>> Begin SUPPLIED RECORDS
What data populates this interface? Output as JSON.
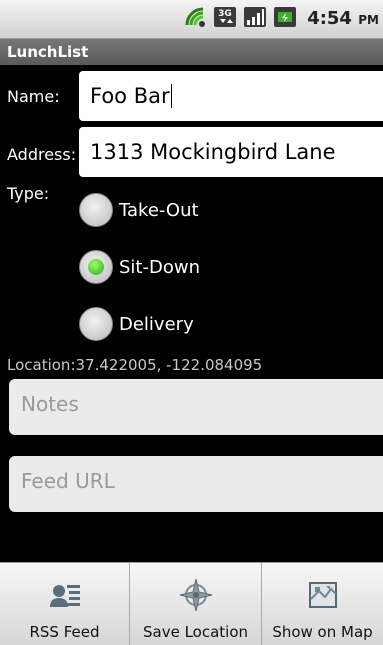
{
  "status_bar": {
    "time": "4:54",
    "ampm": "PM",
    "icons": [
      "wifi-icon",
      "3g-icon",
      "signal-icon",
      "battery-icon"
    ]
  },
  "title_bar": {
    "title": "LunchList"
  },
  "form": {
    "name_label": "Name:",
    "name_value": "Foo Bar",
    "address_label": "Address:",
    "address_value": "1313 Mockingbird Lane",
    "type_label": "Type:",
    "types": [
      {
        "label": "Take-Out",
        "checked": false
      },
      {
        "label": "Sit-Down",
        "checked": true
      },
      {
        "label": "Delivery",
        "checked": false
      }
    ],
    "location": "Location:37.422005, -122.084095",
    "notes_placeholder": "Notes",
    "feed_placeholder": "Feed URL"
  },
  "menu": {
    "items": [
      {
        "label": "RSS Feed",
        "icon": "rss-feed-icon"
      },
      {
        "label": "Save Location",
        "icon": "compass-icon"
      },
      {
        "label": "Show on Map",
        "icon": "map-icon"
      }
    ]
  }
}
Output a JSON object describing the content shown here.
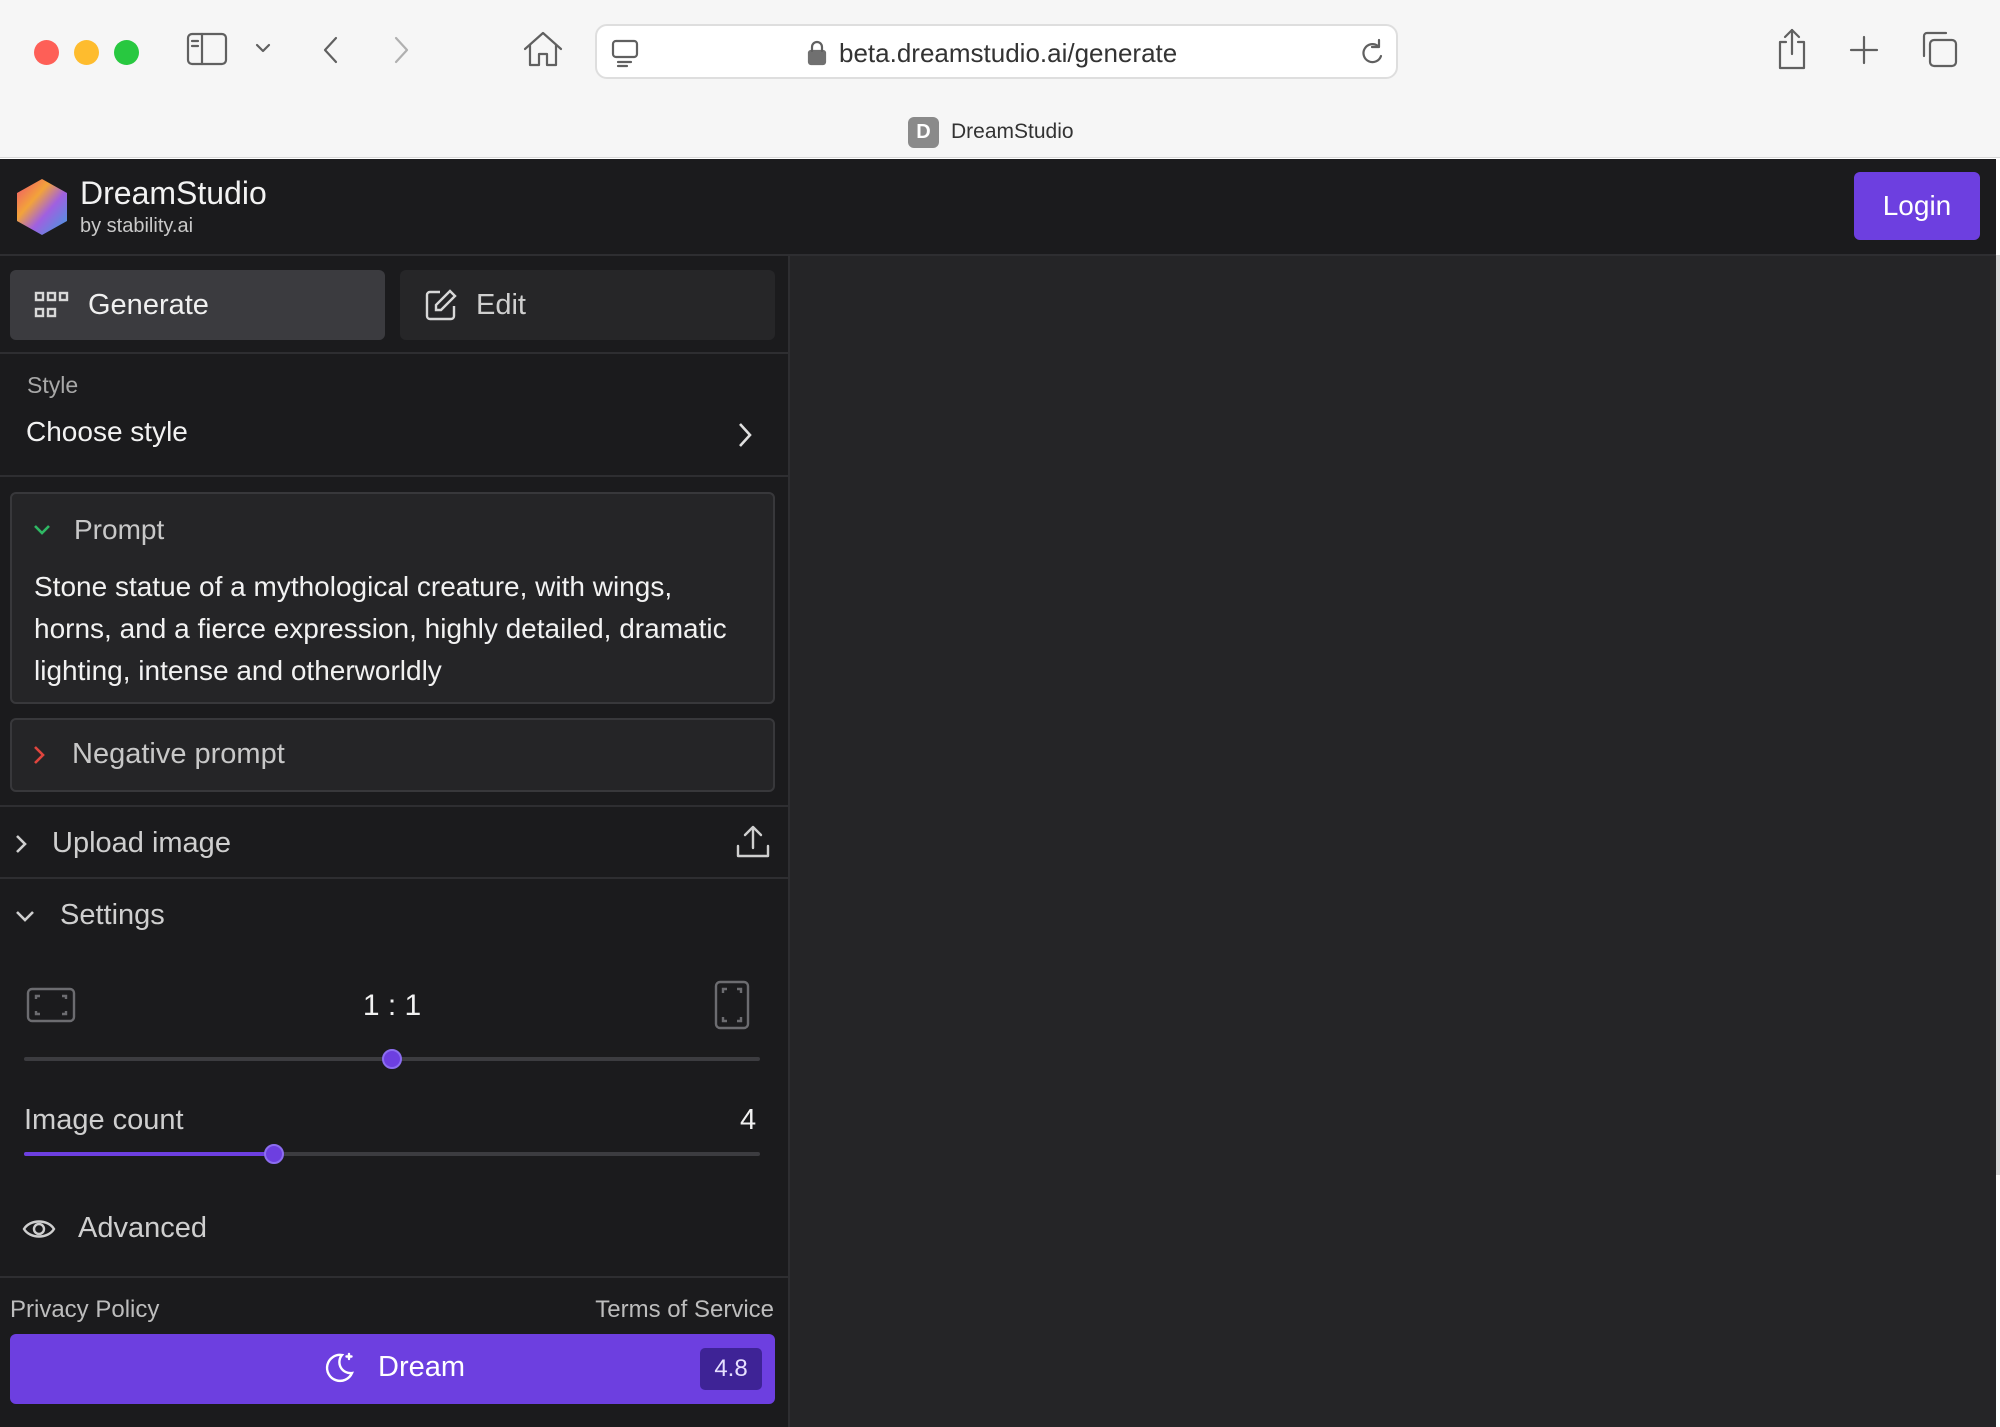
{
  "browser": {
    "url": "beta.dreamstudio.ai/generate",
    "tab_title": "DreamStudio",
    "favicon_letter": "D",
    "icons": [
      "sidebar-icon",
      "chevron-down-icon",
      "back-icon",
      "forward-icon",
      "home-icon",
      "reader-icon",
      "lock-icon",
      "reload-icon",
      "share-icon",
      "plus-icon",
      "tabs-icon"
    ]
  },
  "header": {
    "brand_title": "DreamStudio",
    "brand_subtitle": "by stability.ai",
    "login_label": "Login"
  },
  "tabs": {
    "generate_label": "Generate",
    "edit_label": "Edit"
  },
  "style": {
    "label": "Style",
    "value": "Choose style"
  },
  "prompt": {
    "label": "Prompt",
    "text": "Stone statue of a mythological creature, with wings, horns, and a fierce expression, highly detailed, dramatic lighting, intense and otherworldly"
  },
  "negative_prompt": {
    "label": "Negative prompt"
  },
  "upload": {
    "label": "Upload image"
  },
  "settings": {
    "label": "Settings",
    "aspect_ratio": "1 : 1",
    "aspect_slider_fraction": 0.5,
    "image_count_label": "Image count",
    "image_count": "4",
    "image_count_fraction": 0.34,
    "advanced_label": "Advanced"
  },
  "footer": {
    "privacy_label": "Privacy Policy",
    "terms_label": "Terms of Service",
    "dream_label": "Dream",
    "dream_cost": "4.8"
  },
  "colors": {
    "accent": "#6d3fe0",
    "background": "#1b1b1d",
    "canvas": "#252527"
  }
}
>> End SUPPLIED RECORDS
Return all the entries word for word, but omit any pictures they contain.

> **CORRECT OUTPUT**:
What data populates this interface? Output as JSON.
{
  "status_bar": {
    "time": "4:54",
    "ampm": "PM",
    "icons": [
      "wifi-icon",
      "3g-icon",
      "signal-icon",
      "battery-icon"
    ]
  },
  "title_bar": {
    "title": "LunchList"
  },
  "form": {
    "name_label": "Name:",
    "name_value": "Foo Bar",
    "address_label": "Address:",
    "address_value": "1313 Mockingbird Lane",
    "type_label": "Type:",
    "types": [
      {
        "label": "Take-Out",
        "checked": false
      },
      {
        "label": "Sit-Down",
        "checked": true
      },
      {
        "label": "Delivery",
        "checked": false
      }
    ],
    "location": "Location:37.422005, -122.084095",
    "notes_placeholder": "Notes",
    "feed_placeholder": "Feed URL"
  },
  "menu": {
    "items": [
      {
        "label": "RSS Feed",
        "icon": "rss-feed-icon"
      },
      {
        "label": "Save Location",
        "icon": "compass-icon"
      },
      {
        "label": "Show on Map",
        "icon": "map-icon"
      }
    ]
  }
}
Output a JSON object describing the content shown here.
{
  "browser": {
    "url": "beta.dreamstudio.ai/generate",
    "tab_title": "DreamStudio",
    "favicon_letter": "D",
    "icons": [
      "sidebar-icon",
      "chevron-down-icon",
      "back-icon",
      "forward-icon",
      "home-icon",
      "reader-icon",
      "lock-icon",
      "reload-icon",
      "share-icon",
      "plus-icon",
      "tabs-icon"
    ]
  },
  "header": {
    "brand_title": "DreamStudio",
    "brand_subtitle": "by stability.ai",
    "login_label": "Login"
  },
  "tabs": {
    "generate_label": "Generate",
    "edit_label": "Edit"
  },
  "style": {
    "label": "Style",
    "value": "Choose style"
  },
  "prompt": {
    "label": "Prompt",
    "text": "Stone statue of a mythological creature, with wings, horns, and a fierce expression, highly detailed, dramatic lighting, intense and otherworldly"
  },
  "negative_prompt": {
    "label": "Negative prompt"
  },
  "upload": {
    "label": "Upload image"
  },
  "settings": {
    "label": "Settings",
    "aspect_ratio": "1 : 1",
    "aspect_slider_fraction": 0.5,
    "image_count_label": "Image count",
    "image_count": "4",
    "image_count_fraction": 0.34,
    "advanced_label": "Advanced"
  },
  "footer": {
    "privacy_label": "Privacy Policy",
    "terms_label": "Terms of Service",
    "dream_label": "Dream",
    "dream_cost": "4.8"
  },
  "colors": {
    "accent": "#6d3fe0",
    "background": "#1b1b1d",
    "canvas": "#252527"
  }
}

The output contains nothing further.